What is needed: Search the records that follow and extract every line containing the string "должна".
--- BEGIN Given entries ---
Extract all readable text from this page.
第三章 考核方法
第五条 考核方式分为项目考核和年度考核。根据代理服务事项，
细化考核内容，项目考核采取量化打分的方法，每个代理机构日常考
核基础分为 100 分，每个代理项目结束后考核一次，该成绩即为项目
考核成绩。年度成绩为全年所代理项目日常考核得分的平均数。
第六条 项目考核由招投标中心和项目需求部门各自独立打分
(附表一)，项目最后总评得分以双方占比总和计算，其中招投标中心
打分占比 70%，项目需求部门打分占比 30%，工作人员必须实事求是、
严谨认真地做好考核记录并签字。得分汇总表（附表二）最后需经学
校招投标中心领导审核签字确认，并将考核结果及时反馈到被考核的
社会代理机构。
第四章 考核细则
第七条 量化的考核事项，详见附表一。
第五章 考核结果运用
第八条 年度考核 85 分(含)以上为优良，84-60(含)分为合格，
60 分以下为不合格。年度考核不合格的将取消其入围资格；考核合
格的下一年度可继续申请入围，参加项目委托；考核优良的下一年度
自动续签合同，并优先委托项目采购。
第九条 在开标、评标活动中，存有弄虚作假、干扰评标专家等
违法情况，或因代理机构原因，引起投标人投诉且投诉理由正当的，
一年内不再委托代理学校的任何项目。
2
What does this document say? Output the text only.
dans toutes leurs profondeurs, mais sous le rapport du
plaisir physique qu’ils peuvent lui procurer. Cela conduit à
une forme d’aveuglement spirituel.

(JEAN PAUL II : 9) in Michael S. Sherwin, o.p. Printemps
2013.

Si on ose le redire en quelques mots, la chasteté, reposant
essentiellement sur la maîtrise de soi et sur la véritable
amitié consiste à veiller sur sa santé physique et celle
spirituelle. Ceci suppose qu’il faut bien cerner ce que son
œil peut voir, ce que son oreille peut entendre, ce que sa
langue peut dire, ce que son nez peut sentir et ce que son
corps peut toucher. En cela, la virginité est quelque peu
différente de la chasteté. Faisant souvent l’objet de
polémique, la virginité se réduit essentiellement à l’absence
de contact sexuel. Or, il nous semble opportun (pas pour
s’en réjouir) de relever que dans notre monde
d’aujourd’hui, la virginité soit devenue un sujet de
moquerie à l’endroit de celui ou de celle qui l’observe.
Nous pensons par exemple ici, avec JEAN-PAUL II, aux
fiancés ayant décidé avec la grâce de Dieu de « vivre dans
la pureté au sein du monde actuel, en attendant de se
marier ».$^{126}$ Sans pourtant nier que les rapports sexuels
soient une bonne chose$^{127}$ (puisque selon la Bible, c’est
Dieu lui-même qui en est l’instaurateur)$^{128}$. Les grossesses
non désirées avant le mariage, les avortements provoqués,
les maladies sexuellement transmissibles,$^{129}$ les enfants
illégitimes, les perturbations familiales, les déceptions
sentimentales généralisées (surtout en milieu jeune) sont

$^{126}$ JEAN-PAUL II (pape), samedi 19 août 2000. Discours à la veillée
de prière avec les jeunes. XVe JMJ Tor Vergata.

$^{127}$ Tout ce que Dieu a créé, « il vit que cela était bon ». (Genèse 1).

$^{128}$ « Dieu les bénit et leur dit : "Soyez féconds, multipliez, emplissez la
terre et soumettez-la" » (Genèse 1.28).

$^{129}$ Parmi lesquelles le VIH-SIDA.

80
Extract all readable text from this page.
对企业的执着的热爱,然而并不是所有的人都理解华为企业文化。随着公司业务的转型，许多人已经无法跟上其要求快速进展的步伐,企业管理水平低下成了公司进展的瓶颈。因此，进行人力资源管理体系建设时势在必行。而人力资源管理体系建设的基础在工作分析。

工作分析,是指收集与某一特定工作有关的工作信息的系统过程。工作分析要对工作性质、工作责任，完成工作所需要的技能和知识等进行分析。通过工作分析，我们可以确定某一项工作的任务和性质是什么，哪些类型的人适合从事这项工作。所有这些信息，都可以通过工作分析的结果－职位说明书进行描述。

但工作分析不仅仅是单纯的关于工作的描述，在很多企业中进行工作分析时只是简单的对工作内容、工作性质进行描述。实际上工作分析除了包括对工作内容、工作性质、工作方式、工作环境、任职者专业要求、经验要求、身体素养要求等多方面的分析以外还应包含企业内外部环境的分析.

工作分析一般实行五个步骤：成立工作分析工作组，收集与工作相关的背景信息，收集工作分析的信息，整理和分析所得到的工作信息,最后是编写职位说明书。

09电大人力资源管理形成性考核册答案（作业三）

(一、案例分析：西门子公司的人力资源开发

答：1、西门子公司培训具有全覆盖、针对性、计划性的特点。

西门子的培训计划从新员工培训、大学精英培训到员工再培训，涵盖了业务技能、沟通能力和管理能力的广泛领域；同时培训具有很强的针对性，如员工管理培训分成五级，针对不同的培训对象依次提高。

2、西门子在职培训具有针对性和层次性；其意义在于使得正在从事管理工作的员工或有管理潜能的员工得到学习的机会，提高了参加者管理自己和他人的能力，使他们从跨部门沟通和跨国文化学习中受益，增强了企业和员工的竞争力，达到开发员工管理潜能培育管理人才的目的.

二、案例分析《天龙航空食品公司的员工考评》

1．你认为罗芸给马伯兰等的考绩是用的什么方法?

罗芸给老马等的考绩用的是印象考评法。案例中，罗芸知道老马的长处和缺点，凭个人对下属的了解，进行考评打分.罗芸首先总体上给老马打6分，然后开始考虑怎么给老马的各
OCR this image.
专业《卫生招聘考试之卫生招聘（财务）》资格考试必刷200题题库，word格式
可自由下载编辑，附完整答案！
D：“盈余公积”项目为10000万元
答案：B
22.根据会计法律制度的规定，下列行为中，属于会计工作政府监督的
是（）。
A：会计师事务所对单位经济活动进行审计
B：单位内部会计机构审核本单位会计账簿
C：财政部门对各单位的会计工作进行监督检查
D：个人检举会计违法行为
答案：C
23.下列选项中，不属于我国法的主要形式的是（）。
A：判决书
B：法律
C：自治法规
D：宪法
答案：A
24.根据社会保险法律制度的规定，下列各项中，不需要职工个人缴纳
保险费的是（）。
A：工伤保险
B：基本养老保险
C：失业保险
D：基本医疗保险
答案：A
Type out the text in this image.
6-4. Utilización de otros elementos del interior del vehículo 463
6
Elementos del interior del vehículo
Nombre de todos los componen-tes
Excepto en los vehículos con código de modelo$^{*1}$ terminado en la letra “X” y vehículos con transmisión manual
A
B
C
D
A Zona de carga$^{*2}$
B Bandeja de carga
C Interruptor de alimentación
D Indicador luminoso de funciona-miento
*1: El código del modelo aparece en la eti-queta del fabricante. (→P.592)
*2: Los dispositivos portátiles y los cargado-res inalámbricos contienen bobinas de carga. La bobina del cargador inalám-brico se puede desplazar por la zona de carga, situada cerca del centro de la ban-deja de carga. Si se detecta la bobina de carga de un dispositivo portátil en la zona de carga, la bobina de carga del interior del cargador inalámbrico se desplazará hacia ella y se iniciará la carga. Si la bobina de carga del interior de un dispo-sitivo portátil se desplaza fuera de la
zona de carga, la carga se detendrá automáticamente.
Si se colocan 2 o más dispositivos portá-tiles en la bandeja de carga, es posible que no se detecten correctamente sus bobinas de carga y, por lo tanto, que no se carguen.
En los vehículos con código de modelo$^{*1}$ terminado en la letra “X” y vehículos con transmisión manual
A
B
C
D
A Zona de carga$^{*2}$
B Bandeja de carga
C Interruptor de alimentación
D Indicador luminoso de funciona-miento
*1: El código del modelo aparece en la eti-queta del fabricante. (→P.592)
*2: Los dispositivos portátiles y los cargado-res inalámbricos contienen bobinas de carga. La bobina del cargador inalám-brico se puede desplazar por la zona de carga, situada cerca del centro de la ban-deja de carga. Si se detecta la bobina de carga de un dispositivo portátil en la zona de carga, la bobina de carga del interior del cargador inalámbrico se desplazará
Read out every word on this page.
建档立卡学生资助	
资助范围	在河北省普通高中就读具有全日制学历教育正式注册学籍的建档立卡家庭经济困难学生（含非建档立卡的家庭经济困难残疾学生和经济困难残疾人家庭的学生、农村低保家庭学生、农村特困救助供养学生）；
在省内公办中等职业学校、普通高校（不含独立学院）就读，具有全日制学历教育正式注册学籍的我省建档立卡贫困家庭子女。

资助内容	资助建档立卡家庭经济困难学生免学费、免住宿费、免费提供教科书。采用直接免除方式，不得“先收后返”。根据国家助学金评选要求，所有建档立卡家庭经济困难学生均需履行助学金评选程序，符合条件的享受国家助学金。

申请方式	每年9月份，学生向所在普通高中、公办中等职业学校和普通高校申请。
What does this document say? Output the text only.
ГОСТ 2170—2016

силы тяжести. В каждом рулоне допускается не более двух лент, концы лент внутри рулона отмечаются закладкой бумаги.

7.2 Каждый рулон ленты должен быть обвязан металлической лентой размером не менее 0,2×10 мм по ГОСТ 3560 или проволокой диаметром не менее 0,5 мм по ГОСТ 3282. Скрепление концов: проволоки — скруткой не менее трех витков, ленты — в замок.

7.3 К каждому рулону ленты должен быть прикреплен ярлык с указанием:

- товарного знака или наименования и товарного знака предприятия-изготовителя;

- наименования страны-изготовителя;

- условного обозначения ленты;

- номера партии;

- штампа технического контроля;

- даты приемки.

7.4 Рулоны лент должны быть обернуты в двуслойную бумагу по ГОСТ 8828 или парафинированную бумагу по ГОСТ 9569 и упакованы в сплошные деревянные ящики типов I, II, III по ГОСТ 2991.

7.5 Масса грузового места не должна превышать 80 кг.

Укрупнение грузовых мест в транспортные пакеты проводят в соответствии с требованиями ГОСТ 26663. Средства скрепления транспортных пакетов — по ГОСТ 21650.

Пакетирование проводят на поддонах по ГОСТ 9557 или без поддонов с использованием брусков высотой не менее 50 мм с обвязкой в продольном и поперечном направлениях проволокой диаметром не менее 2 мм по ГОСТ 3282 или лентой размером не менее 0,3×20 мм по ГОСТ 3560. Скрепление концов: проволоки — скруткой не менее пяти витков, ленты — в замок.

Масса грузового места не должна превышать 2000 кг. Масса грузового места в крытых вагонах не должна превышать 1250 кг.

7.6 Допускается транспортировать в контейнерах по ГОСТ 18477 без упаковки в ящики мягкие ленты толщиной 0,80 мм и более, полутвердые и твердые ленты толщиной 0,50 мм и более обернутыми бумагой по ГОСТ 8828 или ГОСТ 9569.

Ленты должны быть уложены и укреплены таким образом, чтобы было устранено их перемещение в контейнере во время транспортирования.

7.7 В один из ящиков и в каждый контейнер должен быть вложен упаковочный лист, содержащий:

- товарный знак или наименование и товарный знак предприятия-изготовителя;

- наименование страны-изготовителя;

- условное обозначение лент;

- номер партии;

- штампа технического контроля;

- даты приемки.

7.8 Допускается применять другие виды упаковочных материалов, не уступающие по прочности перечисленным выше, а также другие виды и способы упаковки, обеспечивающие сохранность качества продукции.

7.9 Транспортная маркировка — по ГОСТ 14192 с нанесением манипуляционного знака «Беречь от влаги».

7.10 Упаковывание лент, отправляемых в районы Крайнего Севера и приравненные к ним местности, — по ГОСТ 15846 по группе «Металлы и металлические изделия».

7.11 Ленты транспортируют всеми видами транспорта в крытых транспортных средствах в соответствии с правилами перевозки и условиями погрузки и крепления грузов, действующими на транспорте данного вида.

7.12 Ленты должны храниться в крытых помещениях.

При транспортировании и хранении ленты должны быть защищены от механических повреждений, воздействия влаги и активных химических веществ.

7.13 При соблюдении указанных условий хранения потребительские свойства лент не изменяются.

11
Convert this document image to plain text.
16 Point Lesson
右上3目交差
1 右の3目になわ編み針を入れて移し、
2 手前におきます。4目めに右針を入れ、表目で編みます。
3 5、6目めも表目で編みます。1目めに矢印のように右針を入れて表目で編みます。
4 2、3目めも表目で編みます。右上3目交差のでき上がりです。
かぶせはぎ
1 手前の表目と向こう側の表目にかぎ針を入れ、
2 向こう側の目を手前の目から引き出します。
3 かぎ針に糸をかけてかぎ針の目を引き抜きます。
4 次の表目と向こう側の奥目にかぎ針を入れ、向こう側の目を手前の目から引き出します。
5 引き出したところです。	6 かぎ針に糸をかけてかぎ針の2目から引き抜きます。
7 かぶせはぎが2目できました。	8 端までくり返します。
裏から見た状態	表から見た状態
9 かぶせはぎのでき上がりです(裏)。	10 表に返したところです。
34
--- END Given entries ---
Answer:
7.5 Масса грузового места не должна превышать 80 кг.
Масса грузового места не должна превышать 2000 кг. Масса грузового места в крытых вагонах не должна превышать 1250 кг.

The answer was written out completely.